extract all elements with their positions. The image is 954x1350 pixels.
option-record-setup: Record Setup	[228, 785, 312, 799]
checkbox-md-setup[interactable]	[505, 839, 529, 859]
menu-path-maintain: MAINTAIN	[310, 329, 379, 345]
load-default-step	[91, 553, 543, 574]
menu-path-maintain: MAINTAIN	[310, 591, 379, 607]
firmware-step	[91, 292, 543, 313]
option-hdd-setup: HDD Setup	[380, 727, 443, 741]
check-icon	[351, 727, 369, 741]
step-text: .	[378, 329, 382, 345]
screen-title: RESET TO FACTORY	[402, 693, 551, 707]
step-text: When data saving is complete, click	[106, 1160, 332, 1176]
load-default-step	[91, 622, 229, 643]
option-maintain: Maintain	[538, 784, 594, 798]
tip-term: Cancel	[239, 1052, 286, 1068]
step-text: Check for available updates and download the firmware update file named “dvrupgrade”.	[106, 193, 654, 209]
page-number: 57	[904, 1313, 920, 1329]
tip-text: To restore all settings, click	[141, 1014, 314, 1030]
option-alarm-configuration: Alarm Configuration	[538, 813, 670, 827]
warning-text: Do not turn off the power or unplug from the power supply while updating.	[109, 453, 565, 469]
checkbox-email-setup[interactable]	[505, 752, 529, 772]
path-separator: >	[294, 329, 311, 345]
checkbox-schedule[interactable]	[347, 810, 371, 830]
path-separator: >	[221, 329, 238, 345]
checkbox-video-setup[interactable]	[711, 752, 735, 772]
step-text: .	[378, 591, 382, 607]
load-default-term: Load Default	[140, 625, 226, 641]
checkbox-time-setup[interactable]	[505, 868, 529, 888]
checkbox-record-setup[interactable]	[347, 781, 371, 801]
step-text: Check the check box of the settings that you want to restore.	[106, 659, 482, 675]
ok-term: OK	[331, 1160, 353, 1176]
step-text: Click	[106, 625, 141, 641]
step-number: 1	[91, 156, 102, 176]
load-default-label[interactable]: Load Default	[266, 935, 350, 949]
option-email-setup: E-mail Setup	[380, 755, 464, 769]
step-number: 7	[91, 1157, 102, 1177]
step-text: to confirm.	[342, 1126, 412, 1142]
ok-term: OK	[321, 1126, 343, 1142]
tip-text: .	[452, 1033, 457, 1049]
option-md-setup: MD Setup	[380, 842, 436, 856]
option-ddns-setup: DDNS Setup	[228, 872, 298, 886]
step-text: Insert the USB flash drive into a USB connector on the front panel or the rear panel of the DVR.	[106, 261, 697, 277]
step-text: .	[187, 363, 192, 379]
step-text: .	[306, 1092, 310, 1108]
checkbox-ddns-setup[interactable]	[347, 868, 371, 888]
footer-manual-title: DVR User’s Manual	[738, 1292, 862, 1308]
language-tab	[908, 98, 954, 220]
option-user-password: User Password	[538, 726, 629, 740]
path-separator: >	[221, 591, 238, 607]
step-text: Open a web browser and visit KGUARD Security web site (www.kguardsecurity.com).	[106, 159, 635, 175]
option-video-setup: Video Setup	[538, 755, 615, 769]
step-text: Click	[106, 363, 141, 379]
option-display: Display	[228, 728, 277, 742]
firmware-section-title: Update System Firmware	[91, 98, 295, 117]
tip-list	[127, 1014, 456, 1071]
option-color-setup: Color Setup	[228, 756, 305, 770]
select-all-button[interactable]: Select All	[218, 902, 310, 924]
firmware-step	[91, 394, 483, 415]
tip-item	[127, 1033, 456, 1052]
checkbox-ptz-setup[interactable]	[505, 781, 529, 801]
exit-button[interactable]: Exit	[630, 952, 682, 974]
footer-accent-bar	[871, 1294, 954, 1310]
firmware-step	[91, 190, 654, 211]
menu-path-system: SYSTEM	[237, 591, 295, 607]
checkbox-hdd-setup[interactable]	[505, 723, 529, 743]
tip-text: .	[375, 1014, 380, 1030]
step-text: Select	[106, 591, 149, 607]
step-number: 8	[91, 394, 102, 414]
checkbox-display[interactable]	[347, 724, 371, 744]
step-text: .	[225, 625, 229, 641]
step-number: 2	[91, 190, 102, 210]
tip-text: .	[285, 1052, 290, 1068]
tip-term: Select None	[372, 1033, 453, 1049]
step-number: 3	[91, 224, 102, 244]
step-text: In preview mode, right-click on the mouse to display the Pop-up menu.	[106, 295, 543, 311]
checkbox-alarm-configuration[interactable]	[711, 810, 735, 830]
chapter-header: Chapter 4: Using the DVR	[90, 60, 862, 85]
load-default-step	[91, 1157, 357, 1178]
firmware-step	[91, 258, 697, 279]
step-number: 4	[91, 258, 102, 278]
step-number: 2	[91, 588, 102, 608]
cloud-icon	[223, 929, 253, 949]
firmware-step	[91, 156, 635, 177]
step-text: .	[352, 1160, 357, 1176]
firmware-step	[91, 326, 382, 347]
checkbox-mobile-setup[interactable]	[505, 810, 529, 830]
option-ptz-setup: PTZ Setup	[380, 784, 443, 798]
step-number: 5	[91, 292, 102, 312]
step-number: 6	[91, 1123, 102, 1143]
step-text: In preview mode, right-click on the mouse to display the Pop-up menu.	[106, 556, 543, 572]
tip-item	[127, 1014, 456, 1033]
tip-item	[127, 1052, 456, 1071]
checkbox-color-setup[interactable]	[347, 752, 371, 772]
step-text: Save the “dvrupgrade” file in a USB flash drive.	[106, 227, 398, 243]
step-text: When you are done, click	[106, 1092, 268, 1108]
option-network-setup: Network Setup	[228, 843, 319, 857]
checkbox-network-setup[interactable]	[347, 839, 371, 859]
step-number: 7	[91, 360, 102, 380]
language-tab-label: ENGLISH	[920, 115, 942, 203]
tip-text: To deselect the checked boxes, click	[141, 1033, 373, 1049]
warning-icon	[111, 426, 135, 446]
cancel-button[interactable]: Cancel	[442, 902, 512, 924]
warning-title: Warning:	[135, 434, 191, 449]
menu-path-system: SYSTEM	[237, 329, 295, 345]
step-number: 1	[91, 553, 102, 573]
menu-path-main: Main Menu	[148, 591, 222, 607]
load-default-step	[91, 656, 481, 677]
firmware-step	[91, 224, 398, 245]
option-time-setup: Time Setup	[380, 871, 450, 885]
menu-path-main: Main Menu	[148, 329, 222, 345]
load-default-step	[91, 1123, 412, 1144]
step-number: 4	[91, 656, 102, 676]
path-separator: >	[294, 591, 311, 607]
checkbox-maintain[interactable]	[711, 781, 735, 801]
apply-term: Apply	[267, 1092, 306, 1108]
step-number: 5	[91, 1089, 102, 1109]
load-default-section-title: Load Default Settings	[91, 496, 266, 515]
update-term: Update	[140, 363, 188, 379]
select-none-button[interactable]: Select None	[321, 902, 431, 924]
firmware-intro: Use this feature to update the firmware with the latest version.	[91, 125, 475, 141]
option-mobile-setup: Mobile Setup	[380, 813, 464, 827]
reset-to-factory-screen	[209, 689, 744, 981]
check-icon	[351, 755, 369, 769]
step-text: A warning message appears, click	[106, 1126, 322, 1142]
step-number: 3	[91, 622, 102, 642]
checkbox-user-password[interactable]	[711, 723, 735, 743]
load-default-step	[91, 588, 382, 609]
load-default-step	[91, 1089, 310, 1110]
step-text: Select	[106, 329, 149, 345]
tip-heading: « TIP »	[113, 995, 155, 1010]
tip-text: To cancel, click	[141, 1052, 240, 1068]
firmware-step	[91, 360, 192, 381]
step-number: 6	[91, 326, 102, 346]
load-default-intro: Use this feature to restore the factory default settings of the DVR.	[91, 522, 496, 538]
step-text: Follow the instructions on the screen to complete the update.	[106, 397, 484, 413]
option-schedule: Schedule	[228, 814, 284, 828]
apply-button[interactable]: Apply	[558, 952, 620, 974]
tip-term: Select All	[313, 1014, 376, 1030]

* * *

== AIM ==
Show every line in the entries above that contains the word "time", copied in full.

== REPLY TO THE EXERCISE ==
checkbox-time-setup[interactable]	[505, 868, 529, 888]
option-time-setup: Time Setup	[380, 871, 450, 885]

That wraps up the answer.